┌─ Data section
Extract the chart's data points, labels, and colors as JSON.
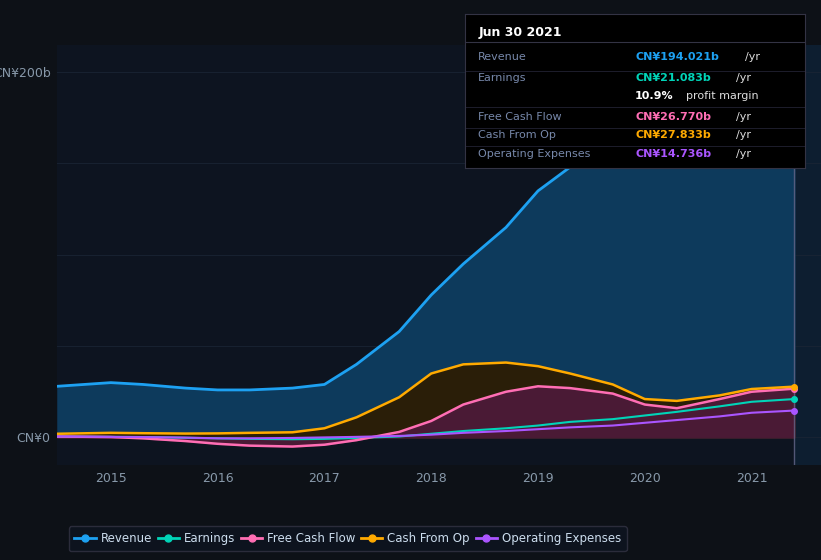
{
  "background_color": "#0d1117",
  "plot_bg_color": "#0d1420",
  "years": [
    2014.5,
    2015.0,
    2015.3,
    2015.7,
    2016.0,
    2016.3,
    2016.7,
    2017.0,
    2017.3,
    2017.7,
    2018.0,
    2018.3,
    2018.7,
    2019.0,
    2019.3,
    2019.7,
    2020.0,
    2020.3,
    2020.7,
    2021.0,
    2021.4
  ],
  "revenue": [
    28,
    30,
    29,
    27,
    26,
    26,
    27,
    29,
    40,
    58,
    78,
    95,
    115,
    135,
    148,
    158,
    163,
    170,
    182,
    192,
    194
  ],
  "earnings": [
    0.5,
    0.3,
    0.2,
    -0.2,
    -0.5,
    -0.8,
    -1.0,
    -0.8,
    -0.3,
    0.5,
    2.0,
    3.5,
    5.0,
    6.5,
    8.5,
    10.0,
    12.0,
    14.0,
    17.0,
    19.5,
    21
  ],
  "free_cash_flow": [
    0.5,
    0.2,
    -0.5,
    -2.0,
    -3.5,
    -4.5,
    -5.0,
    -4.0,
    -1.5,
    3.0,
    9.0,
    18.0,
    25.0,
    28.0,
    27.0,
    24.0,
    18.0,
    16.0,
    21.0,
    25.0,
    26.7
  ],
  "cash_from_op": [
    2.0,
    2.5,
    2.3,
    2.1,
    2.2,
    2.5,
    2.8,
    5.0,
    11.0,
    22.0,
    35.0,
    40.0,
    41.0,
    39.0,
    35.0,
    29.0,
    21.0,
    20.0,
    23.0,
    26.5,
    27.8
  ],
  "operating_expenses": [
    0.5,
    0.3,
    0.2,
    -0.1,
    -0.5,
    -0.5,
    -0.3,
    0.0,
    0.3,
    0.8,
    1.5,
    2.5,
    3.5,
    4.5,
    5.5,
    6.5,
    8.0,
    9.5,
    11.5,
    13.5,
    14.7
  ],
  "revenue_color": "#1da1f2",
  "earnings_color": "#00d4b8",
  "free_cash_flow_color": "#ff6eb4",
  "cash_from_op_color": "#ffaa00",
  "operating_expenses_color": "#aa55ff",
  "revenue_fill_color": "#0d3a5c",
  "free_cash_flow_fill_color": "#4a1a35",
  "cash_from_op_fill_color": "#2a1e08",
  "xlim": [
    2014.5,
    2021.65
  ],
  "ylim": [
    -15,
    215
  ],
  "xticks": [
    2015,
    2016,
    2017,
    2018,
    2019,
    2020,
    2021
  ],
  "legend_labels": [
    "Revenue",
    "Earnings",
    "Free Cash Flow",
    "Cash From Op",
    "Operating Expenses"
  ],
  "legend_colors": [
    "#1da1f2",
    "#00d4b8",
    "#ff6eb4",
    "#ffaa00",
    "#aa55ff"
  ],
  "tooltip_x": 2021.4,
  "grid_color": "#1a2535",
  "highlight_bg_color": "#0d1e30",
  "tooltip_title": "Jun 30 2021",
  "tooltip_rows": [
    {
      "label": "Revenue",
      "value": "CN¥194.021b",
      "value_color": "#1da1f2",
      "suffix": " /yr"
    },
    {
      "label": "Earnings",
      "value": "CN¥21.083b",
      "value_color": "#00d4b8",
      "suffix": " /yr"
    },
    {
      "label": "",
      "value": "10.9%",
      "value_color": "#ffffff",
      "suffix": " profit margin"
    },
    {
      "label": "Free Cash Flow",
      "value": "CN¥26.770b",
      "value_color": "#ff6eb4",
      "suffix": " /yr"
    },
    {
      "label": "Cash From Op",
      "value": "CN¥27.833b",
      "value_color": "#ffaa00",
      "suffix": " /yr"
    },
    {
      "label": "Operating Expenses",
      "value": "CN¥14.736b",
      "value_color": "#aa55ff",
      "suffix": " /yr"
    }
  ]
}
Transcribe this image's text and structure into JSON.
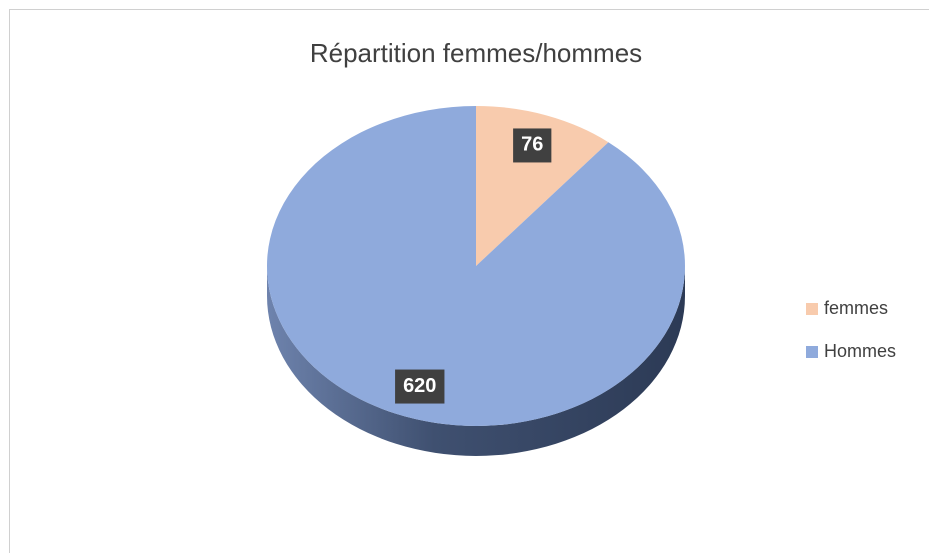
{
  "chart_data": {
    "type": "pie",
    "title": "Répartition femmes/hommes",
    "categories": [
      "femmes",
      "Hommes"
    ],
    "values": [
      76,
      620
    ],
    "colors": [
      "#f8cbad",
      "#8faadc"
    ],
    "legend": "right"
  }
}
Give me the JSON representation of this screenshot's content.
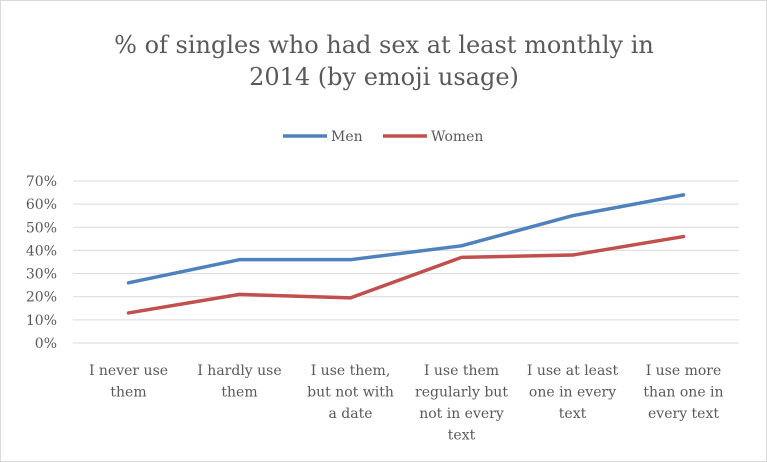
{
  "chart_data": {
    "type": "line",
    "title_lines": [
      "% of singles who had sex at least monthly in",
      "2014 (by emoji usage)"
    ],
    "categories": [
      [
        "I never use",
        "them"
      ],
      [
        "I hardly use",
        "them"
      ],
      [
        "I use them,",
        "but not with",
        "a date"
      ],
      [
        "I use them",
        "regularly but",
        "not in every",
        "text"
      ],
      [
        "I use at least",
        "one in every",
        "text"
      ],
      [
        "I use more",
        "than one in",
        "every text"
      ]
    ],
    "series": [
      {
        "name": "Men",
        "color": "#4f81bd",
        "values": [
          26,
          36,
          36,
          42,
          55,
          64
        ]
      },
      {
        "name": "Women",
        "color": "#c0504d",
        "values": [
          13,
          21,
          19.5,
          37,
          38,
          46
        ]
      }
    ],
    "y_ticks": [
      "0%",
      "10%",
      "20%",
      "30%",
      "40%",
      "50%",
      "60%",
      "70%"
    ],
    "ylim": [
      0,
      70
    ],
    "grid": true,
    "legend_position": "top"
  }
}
└─
From the entries above, copy every line where the word "least" shows up.

      "% of singles who had sex at least monthly in",
        "I use at least",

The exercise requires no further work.